### Task details
Print every entry, word for word, and skip the images.

— start of Exercise input —

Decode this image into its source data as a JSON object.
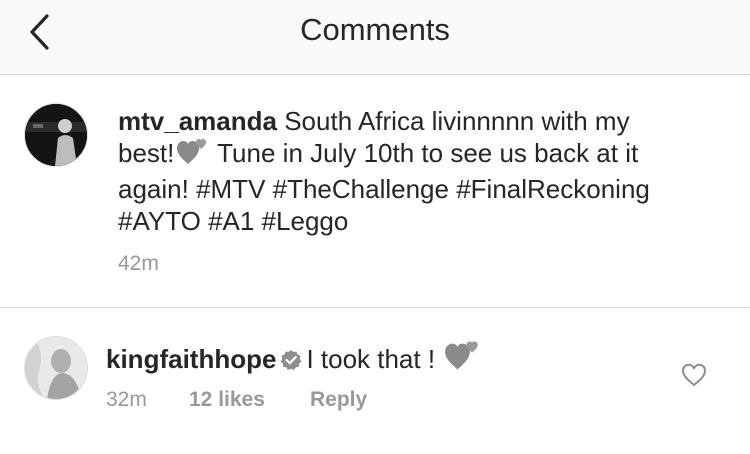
{
  "header": {
    "title": "Comments",
    "back_icon": "chevron-left-icon"
  },
  "caption": {
    "username": "mtv_amanda",
    "text_part1": "South Africa livinnnnn with my best!",
    "text_part2": "Tune in July 10th to see us back at it again! #MTV #TheChallenge #FinalReckoning #AYTO #A1 #Leggo",
    "emoji": "grey-heart-emoji",
    "time": "42m"
  },
  "comment": {
    "username": "kingfaithhope",
    "verified_icon": "verified-badge-icon",
    "text": "I took that !",
    "emoji": "grey-heart-emoji",
    "time": "32m",
    "likes": "12 likes",
    "reply": "Reply",
    "like_icon": "heart-outline-icon"
  }
}
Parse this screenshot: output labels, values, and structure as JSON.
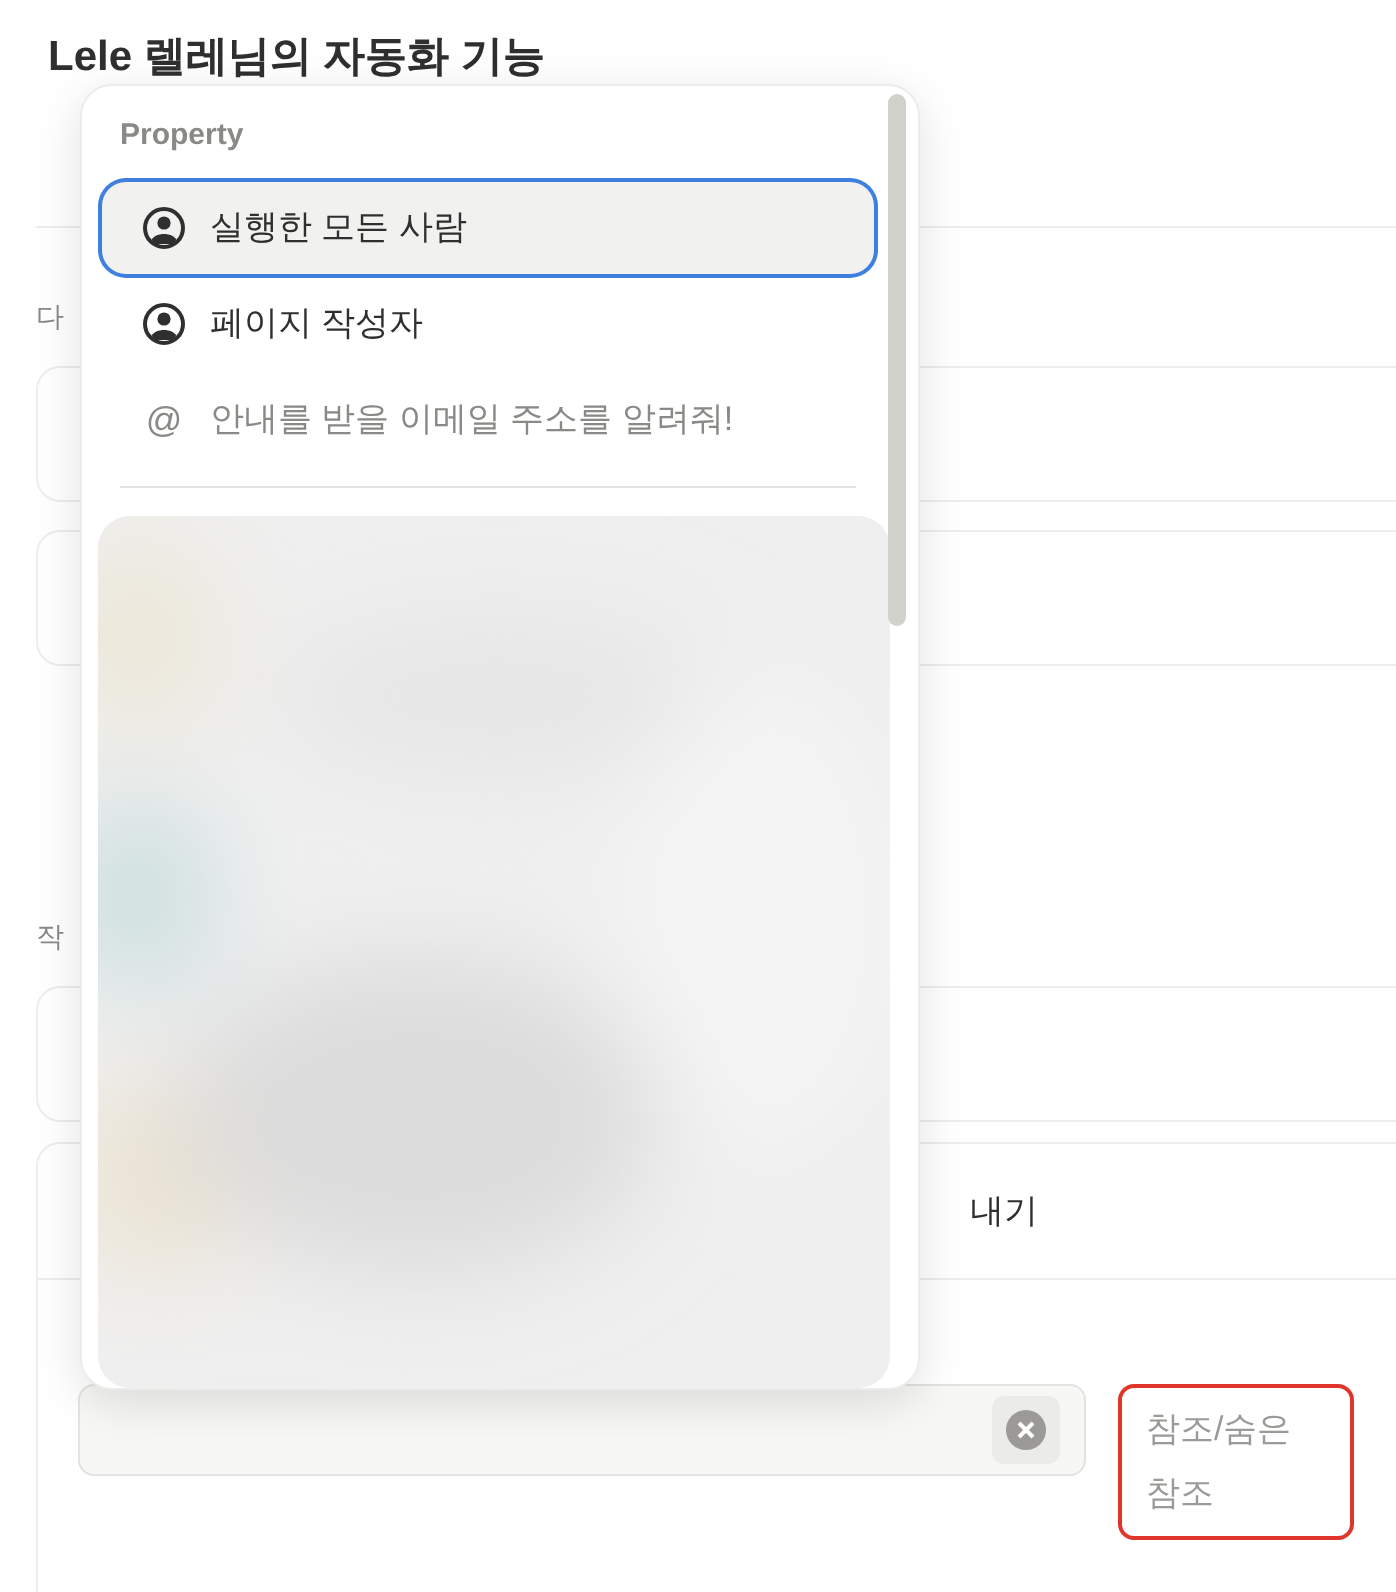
{
  "page": {
    "title": "Lele 렐레님의 자동화 기능",
    "section_label_1": "다",
    "section_label_2": "작",
    "send_row_text": "내기"
  },
  "recipient": {
    "cc_button": "참조/숨은 참조"
  },
  "popup": {
    "heading": "Property",
    "items": [
      {
        "kind": "person",
        "label": "실행한 모든 사람",
        "selected": true
      },
      {
        "kind": "person",
        "label": "페이지 작성자",
        "selected": false
      },
      {
        "kind": "email",
        "icon": "@",
        "label": "안내를 받을 이메일 주소를 알려줘!",
        "selected": false
      }
    ]
  }
}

— end of Exercise input —

### Task output
Decode this image into its source data as a JSON object.
{
  "header": {
    "title": "Comments",
    "back_icon": "chevron-left-icon"
  },
  "caption": {
    "username": "mtv_amanda",
    "text_part1": "South Africa livinnnnn with my best!",
    "text_part2": "Tune in July 10th to see us back at it again! #MTV #TheChallenge #FinalReckoning #AYTO #A1 #Leggo",
    "emoji": "grey-heart-emoji",
    "time": "42m"
  },
  "comment": {
    "username": "kingfaithhope",
    "verified_icon": "verified-badge-icon",
    "text": "I took that !",
    "emoji": "grey-heart-emoji",
    "time": "32m",
    "likes": "12 likes",
    "reply": "Reply",
    "like_icon": "heart-outline-icon"
  }
}
Parse this screenshot: output labels, values, and structure as JSON.
{
  "page": {
    "title": "Lele 렐레님의 자동화 기능",
    "section_label_1": "다",
    "section_label_2": "작",
    "send_row_text": "내기"
  },
  "recipient": {
    "cc_button": "참조/숨은 참조"
  },
  "popup": {
    "heading": "Property",
    "items": [
      {
        "kind": "person",
        "label": "실행한 모든 사람",
        "selected": true
      },
      {
        "kind": "person",
        "label": "페이지 작성자",
        "selected": false
      },
      {
        "kind": "email",
        "icon": "@",
        "label": "안내를 받을 이메일 주소를 알려줘!",
        "selected": false
      }
    ]
  }
}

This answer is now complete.